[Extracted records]
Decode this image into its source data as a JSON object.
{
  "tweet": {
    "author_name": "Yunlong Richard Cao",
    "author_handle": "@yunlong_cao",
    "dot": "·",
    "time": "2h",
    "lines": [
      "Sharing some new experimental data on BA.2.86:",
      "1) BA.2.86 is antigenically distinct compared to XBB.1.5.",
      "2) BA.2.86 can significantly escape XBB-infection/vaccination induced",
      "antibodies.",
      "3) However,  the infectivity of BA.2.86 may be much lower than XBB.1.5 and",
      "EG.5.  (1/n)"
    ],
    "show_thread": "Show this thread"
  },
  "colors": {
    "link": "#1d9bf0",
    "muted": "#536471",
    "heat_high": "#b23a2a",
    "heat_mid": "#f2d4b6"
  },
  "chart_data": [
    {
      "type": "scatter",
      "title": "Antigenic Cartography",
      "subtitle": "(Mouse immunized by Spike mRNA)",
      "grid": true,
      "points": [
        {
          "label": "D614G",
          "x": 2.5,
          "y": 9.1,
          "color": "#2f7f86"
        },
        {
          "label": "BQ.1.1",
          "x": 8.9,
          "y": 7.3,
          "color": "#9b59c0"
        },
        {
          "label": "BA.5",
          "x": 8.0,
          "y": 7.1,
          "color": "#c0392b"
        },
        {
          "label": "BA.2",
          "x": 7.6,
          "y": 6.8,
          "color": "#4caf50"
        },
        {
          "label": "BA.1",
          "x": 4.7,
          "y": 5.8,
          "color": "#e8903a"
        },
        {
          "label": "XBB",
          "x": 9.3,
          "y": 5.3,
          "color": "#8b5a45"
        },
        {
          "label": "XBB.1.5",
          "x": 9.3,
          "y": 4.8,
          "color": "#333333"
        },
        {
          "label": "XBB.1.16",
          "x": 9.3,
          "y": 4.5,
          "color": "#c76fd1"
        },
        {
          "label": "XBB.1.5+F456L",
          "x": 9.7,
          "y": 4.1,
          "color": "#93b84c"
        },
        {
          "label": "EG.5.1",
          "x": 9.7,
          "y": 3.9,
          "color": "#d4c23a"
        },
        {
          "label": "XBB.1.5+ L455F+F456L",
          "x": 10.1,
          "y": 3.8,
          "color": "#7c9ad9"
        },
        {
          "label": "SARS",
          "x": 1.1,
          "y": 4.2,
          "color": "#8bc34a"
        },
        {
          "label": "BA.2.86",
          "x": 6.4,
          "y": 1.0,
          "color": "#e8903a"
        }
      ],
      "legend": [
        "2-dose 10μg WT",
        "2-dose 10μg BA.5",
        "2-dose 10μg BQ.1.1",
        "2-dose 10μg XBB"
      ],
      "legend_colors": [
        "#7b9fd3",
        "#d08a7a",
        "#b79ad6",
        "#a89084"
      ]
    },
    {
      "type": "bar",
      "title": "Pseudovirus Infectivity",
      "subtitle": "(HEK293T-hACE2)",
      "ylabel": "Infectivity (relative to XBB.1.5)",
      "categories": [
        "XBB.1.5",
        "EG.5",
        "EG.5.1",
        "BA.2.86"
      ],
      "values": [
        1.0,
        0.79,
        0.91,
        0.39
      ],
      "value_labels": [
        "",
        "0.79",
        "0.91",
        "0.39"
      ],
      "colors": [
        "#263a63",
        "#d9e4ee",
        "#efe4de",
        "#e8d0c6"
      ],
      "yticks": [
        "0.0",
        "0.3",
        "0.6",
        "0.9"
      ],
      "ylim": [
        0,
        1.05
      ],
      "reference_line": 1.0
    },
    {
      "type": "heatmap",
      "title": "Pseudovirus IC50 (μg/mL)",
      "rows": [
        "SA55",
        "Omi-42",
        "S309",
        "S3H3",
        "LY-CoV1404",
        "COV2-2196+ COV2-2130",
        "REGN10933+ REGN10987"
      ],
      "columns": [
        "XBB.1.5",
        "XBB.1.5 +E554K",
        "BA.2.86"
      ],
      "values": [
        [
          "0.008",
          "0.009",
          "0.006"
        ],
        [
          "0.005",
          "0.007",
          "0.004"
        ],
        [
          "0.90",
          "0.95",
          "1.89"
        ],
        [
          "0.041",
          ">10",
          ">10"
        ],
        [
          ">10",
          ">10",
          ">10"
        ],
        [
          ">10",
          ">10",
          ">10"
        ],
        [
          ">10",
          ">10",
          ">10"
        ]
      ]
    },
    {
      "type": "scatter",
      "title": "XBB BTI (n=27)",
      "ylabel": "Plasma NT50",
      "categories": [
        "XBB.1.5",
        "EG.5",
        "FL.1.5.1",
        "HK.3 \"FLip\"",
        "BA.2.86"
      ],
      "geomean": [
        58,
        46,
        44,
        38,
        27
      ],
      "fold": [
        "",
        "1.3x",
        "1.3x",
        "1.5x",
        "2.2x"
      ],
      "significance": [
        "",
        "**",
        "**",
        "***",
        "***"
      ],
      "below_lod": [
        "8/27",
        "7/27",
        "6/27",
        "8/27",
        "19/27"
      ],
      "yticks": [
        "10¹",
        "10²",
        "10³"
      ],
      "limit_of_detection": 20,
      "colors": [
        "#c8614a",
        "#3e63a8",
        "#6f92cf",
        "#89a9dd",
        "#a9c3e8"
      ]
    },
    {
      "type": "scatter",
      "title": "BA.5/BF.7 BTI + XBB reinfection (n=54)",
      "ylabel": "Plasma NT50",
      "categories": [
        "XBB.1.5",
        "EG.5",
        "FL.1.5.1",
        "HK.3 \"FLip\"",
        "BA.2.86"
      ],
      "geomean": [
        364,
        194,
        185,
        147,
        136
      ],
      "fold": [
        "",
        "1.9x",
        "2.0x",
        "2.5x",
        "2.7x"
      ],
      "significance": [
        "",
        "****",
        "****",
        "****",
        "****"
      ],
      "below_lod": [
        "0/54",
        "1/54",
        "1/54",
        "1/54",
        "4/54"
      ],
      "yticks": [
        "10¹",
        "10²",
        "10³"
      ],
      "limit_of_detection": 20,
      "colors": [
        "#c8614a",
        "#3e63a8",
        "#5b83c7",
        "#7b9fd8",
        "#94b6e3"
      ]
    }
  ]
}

REQUIREMENT
Each entry needs to be transcribed exactly.

REPLY TO THE EXERCISE
Decode this image into its source data as a JSON object.
{
  "tweet": {
    "author_name": "Yunlong Richard Cao",
    "author_handle": "@yunlong_cao",
    "dot": "·",
    "time": "2h",
    "lines": [
      "Sharing some new experimental data on BA.2.86:",
      "1) BA.2.86 is antigenically distinct compared to XBB.1.5.",
      "2) BA.2.86 can significantly escape XBB-infection/vaccination induced",
      "antibodies.",
      "3) However,  the infectivity of BA.2.86 may be much lower than XBB.1.5 and",
      "EG.5.  (1/n)"
    ],
    "show_thread": "Show this thread"
  },
  "colors": {
    "link": "#1d9bf0",
    "muted": "#536471",
    "heat_high": "#b23a2a",
    "heat_mid": "#f2d4b6"
  },
  "chart_data": [
    {
      "type": "scatter",
      "title": "Antigenic Cartography",
      "subtitle": "(Mouse immunized by Spike mRNA)",
      "grid": true,
      "points": [
        {
          "label": "D614G",
          "x": 2.5,
          "y": 9.1,
          "color": "#2f7f86"
        },
        {
          "label": "BQ.1.1",
          "x": 8.9,
          "y": 7.3,
          "color": "#9b59c0"
        },
        {
          "label": "BA.5",
          "x": 8.0,
          "y": 7.1,
          "color": "#c0392b"
        },
        {
          "label": "BA.2",
          "x": 7.6,
          "y": 6.8,
          "color": "#4caf50"
        },
        {
          "label": "BA.1",
          "x": 4.7,
          "y": 5.8,
          "color": "#e8903a"
        },
        {
          "label": "XBB",
          "x": 9.3,
          "y": 5.3,
          "color": "#8b5a45"
        },
        {
          "label": "XBB.1.5",
          "x": 9.3,
          "y": 4.8,
          "color": "#333333"
        },
        {
          "label": "XBB.1.16",
          "x": 9.3,
          "y": 4.5,
          "color": "#c76fd1"
        },
        {
          "label": "XBB.1.5+F456L",
          "x": 9.7,
          "y": 4.1,
          "color": "#93b84c"
        },
        {
          "label": "EG.5.1",
          "x": 9.7,
          "y": 3.9,
          "color": "#d4c23a"
        },
        {
          "label": "XBB.1.5+ L455F+F456L",
          "x": 10.1,
          "y": 3.8,
          "color": "#7c9ad9"
        },
        {
          "label": "SARS",
          "x": 1.1,
          "y": 4.2,
          "color": "#8bc34a"
        },
        {
          "label": "BA.2.86",
          "x": 6.4,
          "y": 1.0,
          "color": "#e8903a"
        }
      ],
      "legend": [
        "2-dose 10μg WT",
        "2-dose 10μg BA.5",
        "2-dose 10μg BQ.1.1",
        "2-dose 10μg XBB"
      ],
      "legend_colors": [
        "#7b9fd3",
        "#d08a7a",
        "#b79ad6",
        "#a89084"
      ]
    },
    {
      "type": "bar",
      "title": "Pseudovirus Infectivity",
      "subtitle": "(HEK293T-hACE2)",
      "ylabel": "Infectivity (relative to XBB.1.5)",
      "categories": [
        "XBB.1.5",
        "EG.5",
        "EG.5.1",
        "BA.2.86"
      ],
      "values": [
        1.0,
        0.79,
        0.91,
        0.39
      ],
      "value_labels": [
        "",
        "0.79",
        "0.91",
        "0.39"
      ],
      "colors": [
        "#263a63",
        "#d9e4ee",
        "#efe4de",
        "#e8d0c6"
      ],
      "yticks": [
        "0.0",
        "0.3",
        "0.6",
        "0.9"
      ],
      "ylim": [
        0,
        1.05
      ],
      "reference_line": 1.0
    },
    {
      "type": "heatmap",
      "title": "Pseudovirus IC50 (μg/mL)",
      "rows": [
        "SA55",
        "Omi-42",
        "S309",
        "S3H3",
        "LY-CoV1404",
        "COV2-2196+ COV2-2130",
        "REGN10933+ REGN10987"
      ],
      "columns": [
        "XBB.1.5",
        "XBB.1.5 +E554K",
        "BA.2.86"
      ],
      "values": [
        [
          "0.008",
          "0.009",
          "0.006"
        ],
        [
          "0.005",
          "0.007",
          "0.004"
        ],
        [
          "0.90",
          "0.95",
          "1.89"
        ],
        [
          "0.041",
          ">10",
          ">10"
        ],
        [
          ">10",
          ">10",
          ">10"
        ],
        [
          ">10",
          ">10",
          ">10"
        ],
        [
          ">10",
          ">10",
          ">10"
        ]
      ]
    },
    {
      "type": "scatter",
      "title": "XBB BTI (n=27)",
      "ylabel": "Plasma NT50",
      "categories": [
        "XBB.1.5",
        "EG.5",
        "FL.1.5.1",
        "HK.3 \"FLip\"",
        "BA.2.86"
      ],
      "geomean": [
        58,
        46,
        44,
        38,
        27
      ],
      "fold": [
        "",
        "1.3x",
        "1.3x",
        "1.5x",
        "2.2x"
      ],
      "significance": [
        "",
        "**",
        "**",
        "***",
        "***"
      ],
      "below_lod": [
        "8/27",
        "7/27",
        "6/27",
        "8/27",
        "19/27"
      ],
      "yticks": [
        "10¹",
        "10²",
        "10³"
      ],
      "limit_of_detection": 20,
      "colors": [
        "#c8614a",
        "#3e63a8",
        "#6f92cf",
        "#89a9dd",
        "#a9c3e8"
      ]
    },
    {
      "type": "scatter",
      "title": "BA.5/BF.7 BTI + XBB reinfection (n=54)",
      "ylabel": "Plasma NT50",
      "categories": [
        "XBB.1.5",
        "EG.5",
        "FL.1.5.1",
        "HK.3 \"FLip\"",
        "BA.2.86"
      ],
      "geomean": [
        364,
        194,
        185,
        147,
        136
      ],
      "fold": [
        "",
        "1.9x",
        "2.0x",
        "2.5x",
        "2.7x"
      ],
      "significance": [
        "",
        "****",
        "****",
        "****",
        "****"
      ],
      "below_lod": [
        "0/54",
        "1/54",
        "1/54",
        "1/54",
        "4/54"
      ],
      "yticks": [
        "10¹",
        "10²",
        "10³"
      ],
      "limit_of_detection": 20,
      "colors": [
        "#c8614a",
        "#3e63a8",
        "#5b83c7",
        "#7b9fd8",
        "#94b6e3"
      ]
    }
  ]
}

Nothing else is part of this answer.